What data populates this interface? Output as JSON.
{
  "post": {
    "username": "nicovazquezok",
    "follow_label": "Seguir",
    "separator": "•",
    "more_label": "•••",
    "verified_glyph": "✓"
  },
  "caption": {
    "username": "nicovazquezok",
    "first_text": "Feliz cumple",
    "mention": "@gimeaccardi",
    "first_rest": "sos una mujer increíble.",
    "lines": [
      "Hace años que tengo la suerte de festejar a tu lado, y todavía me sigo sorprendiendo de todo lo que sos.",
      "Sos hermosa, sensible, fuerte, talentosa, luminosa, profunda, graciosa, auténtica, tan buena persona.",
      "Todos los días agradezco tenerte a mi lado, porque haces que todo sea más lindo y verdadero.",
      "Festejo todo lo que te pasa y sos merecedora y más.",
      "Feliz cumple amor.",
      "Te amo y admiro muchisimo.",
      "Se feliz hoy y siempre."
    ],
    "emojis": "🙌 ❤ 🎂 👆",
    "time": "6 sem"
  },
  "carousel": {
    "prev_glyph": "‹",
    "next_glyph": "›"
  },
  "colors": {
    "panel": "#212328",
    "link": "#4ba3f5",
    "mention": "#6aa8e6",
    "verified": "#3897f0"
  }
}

--

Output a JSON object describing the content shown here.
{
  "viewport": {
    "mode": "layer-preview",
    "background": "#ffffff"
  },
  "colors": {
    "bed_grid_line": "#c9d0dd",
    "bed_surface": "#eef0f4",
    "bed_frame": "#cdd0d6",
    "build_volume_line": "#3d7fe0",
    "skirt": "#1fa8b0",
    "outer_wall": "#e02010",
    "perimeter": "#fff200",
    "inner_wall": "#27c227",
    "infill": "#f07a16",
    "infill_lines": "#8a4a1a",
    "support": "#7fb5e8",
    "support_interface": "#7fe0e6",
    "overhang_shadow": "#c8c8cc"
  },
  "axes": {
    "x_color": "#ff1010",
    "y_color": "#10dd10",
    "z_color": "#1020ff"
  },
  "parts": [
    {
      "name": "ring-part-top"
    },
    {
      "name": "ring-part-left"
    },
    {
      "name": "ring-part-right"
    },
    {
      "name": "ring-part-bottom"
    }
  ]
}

---

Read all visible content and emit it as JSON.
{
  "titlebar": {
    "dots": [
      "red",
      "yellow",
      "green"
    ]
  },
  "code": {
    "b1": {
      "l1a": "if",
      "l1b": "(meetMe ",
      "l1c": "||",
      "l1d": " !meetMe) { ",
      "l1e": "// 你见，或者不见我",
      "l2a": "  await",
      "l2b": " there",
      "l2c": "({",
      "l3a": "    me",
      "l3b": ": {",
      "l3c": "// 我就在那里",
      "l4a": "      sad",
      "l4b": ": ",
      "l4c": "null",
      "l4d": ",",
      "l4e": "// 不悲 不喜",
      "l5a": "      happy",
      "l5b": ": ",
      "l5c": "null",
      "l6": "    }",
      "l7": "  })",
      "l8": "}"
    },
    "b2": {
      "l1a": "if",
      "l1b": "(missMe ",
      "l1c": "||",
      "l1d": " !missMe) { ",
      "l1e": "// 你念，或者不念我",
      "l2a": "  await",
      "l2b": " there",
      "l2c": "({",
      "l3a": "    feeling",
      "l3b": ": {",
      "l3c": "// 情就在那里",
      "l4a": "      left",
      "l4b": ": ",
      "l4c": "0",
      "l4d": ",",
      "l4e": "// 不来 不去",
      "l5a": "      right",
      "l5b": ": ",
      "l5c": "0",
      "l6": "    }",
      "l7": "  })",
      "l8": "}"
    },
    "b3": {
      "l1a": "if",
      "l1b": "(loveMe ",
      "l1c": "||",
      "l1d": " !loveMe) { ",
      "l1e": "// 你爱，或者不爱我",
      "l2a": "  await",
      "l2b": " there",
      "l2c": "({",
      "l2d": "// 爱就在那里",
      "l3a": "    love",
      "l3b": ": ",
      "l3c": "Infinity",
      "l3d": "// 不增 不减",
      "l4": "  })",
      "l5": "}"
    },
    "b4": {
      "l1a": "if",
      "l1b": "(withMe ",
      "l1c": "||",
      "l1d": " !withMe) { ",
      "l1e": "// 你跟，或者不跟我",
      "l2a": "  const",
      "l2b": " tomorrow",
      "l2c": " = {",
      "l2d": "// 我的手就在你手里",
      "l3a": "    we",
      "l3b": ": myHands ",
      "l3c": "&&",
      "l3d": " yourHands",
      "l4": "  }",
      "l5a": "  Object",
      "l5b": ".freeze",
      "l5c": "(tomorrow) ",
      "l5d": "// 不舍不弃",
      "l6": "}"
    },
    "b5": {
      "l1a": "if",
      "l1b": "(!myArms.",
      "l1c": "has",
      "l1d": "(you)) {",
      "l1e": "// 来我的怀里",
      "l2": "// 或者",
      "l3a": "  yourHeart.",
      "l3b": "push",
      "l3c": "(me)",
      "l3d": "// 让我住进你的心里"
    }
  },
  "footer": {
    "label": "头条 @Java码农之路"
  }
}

● To do
From the entries above, pull out each line that includes "cumple".

● Correct output
    "first_text": "Feliz cumple",
      "Feliz cumple amor.",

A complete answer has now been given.